§ What to do
Reproduce verbatim only the lines from the one containing "Output the text content of this document." through the last line below, both included.

* * * * *

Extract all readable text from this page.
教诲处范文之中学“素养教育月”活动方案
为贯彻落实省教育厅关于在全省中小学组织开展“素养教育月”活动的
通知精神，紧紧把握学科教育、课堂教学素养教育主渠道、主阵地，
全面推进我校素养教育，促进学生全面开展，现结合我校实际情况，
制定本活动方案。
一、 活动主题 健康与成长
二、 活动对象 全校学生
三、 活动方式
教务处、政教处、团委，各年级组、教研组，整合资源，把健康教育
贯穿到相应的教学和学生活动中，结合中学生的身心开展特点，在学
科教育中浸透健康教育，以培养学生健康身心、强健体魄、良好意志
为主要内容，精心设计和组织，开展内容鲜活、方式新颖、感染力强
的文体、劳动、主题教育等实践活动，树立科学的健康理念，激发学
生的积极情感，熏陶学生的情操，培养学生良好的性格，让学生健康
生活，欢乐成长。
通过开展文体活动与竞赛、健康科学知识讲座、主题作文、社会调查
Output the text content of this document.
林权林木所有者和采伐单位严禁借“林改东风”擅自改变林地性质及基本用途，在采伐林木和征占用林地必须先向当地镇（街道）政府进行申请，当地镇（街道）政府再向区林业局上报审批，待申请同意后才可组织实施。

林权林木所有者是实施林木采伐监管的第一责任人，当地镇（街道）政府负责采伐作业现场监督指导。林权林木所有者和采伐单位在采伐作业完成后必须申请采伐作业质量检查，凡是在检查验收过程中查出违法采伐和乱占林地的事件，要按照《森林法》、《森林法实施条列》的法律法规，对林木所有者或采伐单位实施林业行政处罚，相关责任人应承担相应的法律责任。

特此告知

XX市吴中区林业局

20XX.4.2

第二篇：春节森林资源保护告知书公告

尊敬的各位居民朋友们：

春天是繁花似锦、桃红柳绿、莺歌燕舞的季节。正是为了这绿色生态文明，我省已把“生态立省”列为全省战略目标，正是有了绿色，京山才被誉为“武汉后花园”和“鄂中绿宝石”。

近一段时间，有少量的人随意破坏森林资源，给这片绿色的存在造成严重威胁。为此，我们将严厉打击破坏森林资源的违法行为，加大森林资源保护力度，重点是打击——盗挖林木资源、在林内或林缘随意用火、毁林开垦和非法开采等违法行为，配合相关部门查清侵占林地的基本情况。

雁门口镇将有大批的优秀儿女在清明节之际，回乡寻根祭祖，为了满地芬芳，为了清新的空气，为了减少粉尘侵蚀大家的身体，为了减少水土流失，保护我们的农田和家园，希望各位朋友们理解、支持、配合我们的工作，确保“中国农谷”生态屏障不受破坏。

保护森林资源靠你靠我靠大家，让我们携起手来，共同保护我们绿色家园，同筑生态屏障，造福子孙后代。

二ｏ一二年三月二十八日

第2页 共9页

* * * * *

§ Full response
Output the text content of this document.
林权林木所有者和采伐单位严禁借“林改东风”擅自改变林地性质及基本用途，在采伐林木和征占用林地必须先向当地镇（街道）政府进行申请，当地镇（街道）政府再向区林业局上报审批，待申请同意后才可组织实施。

林权林木所有者是实施林木采伐监管的第一责任人，当地镇（街道）政府负责采伐作业现场监督指导。林权林木所有者和采伐单位在采伐作业完成后必须申请采伐作业质量检查，凡是在检查验收过程中查出违法采伐和乱占林地的事件，要按照《森林法》、《森林法实施条列》的法律法规，对林木所有者或采伐单位实施林业行政处罚，相关责任人应承担相应的法律责任。

特此告知

XX市吴中区林业局

20XX.4.2

第二篇：春节森林资源保护告知书公告

尊敬的各位居民朋友们：

春天是繁花似锦、桃红柳绿、莺歌燕舞的季节。正是为了这绿色生态文明，我省已把“生态立省”列为全省战略目标，正是有了绿色，京山才被誉为“武汉后花园”和“鄂中绿宝石”。

近一段时间，有少量的人随意破坏森林资源，给这片绿色的存在造成严重威胁。为此，我们将严厉打击破坏森林资源的违法行为，加大森林资源保护力度，重点是打击——盗挖林木资源、在林内或林缘随意用火、毁林开垦和非法开采等违法行为，配合相关部门查清侵占林地的基本情况。

雁门口镇将有大批的优秀儿女在清明节之际，回乡寻根祭祖，为了满地芬芳，为了清新的空气，为了减少粉尘侵蚀大家的身体，为了减少水土流失，保护我们的农田和家园，希望各位朋友们理解、支持、配合我们的工作，确保“中国农谷”生态屏障不受破坏。

保护森林资源靠你靠我靠大家，让我们携起手来，共同保护我们绿色家园，同筑生态屏障，造福子孙后代。

二ｏ一二年三月二十八日

第2页 共9页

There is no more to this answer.